▶ **AIM OF THE EXERCISE**
Retype the complete listing exactly as it appears.

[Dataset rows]

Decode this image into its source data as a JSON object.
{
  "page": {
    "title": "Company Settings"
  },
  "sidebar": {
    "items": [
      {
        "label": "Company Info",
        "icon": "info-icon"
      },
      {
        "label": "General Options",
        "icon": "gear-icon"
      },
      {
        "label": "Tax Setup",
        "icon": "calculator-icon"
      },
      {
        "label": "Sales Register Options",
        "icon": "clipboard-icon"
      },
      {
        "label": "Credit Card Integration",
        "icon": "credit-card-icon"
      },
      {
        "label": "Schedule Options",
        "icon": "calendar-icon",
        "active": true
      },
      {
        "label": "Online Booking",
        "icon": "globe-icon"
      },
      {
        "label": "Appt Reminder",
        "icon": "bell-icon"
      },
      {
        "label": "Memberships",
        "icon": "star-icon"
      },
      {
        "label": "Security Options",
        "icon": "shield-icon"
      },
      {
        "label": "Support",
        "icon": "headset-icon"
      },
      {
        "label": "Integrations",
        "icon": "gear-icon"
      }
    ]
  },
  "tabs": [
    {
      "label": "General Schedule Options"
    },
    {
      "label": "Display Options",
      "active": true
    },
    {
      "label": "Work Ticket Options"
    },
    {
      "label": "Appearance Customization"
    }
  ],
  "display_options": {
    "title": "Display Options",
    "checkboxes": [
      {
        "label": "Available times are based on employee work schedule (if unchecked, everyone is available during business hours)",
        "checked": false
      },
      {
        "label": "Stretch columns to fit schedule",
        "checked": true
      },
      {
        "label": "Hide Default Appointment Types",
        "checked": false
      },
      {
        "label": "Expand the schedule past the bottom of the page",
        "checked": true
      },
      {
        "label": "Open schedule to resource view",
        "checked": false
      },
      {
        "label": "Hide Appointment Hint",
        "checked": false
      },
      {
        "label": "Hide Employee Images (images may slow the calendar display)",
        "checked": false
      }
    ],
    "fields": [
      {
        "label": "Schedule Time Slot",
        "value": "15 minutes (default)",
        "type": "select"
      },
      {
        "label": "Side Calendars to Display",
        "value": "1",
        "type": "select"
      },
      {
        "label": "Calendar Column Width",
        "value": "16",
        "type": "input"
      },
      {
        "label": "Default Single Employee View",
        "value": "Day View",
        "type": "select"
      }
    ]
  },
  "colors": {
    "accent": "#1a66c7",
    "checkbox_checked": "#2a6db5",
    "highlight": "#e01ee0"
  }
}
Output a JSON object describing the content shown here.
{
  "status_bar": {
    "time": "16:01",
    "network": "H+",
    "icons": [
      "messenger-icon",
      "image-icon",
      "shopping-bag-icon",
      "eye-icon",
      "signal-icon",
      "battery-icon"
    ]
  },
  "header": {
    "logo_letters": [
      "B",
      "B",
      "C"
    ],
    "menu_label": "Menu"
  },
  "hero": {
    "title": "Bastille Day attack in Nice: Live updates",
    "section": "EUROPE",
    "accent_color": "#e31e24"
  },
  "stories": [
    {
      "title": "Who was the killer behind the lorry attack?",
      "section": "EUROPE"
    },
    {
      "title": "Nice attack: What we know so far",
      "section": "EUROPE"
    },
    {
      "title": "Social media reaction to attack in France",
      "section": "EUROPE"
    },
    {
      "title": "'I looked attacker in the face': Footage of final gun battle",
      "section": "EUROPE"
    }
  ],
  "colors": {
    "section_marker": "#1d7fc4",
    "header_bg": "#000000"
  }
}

▶ **FINAL ANSWER**
Decode this image into its source data as a JSON object.
{
  "page": {
    "title": "Company Settings"
  },
  "sidebar": {
    "items": [
      {
        "label": "Company Info",
        "icon": "info-icon"
      },
      {
        "label": "General Options",
        "icon": "gear-icon"
      },
      {
        "label": "Tax Setup",
        "icon": "calculator-icon"
      },
      {
        "label": "Sales Register Options",
        "icon": "clipboard-icon"
      },
      {
        "label": "Credit Card Integration",
        "icon": "credit-card-icon"
      },
      {
        "label": "Schedule Options",
        "icon": "calendar-icon",
        "active": true
      },
      {
        "label": "Online Booking",
        "icon": "globe-icon"
      },
      {
        "label": "Appt Reminder",
        "icon": "bell-icon"
      },
      {
        "label": "Memberships",
        "icon": "star-icon"
      },
      {
        "label": "Security Options",
        "icon": "shield-icon"
      },
      {
        "label": "Support",
        "icon": "headset-icon"
      },
      {
        "label": "Integrations",
        "icon": "gear-icon"
      }
    ]
  },
  "tabs": [
    {
      "label": "General Schedule Options"
    },
    {
      "label": "Display Options",
      "active": true
    },
    {
      "label": "Work Ticket Options"
    },
    {
      "label": "Appearance Customization"
    }
  ],
  "display_options": {
    "title": "Display Options",
    "checkboxes": [
      {
        "label": "Available times are based on employee work schedule (if unchecked, everyone is available during business hours)",
        "checked": false
      },
      {
        "label": "Stretch columns to fit schedule",
        "checked": true
      },
      {
        "label": "Hide Default Appointment Types",
        "checked": false
      },
      {
        "label": "Expand the schedule past the bottom of the page",
        "checked": true
      },
      {
        "label": "Open schedule to resource view",
        "checked": false
      },
      {
        "label": "Hide Appointment Hint",
        "checked": false
      },
      {
        "label": "Hide Employee Images (images may slow the calendar display)",
        "checked": false
      }
    ],
    "fields": [
      {
        "label": "Schedule Time Slot",
        "value": "15 minutes (default)",
        "type": "select"
      },
      {
        "label": "Side Calendars to Display",
        "value": "1",
        "type": "select"
      },
      {
        "label": "Calendar Column Width",
        "value": "16",
        "type": "input"
      },
      {
        "label": "Default Single Employee View",
        "value": "Day View",
        "type": "select"
      }
    ]
  },
  "colors": {
    "accent": "#1a66c7",
    "checkbox_checked": "#2a6db5",
    "highlight": "#e01ee0"
  }
}
Output a JSON object describing the content shown here.
{
  "status_bar": {
    "time": "16:01",
    "network": "H+",
    "icons": [
      "messenger-icon",
      "image-icon",
      "shopping-bag-icon",
      "eye-icon",
      "signal-icon",
      "battery-icon"
    ]
  },
  "header": {
    "logo_letters": [
      "B",
      "B",
      "C"
    ],
    "menu_label": "Menu"
  },
  "hero": {
    "title": "Bastille Day attack in Nice: Live updates",
    "section": "EUROPE",
    "accent_color": "#e31e24"
  },
  "stories": [
    {
      "title": "Who was the killer behind the lorry attack?",
      "section": "EUROPE"
    },
    {
      "title": "Nice attack: What we know so far",
      "section": "EUROPE"
    },
    {
      "title": "Social media reaction to attack in France",
      "section": "EUROPE"
    },
    {
      "title": "'I looked attacker in the face': Footage of final gun battle",
      "section": "EUROPE"
    }
  ],
  "colors": {
    "section_marker": "#1d7fc4",
    "header_bg": "#000000"
  }
}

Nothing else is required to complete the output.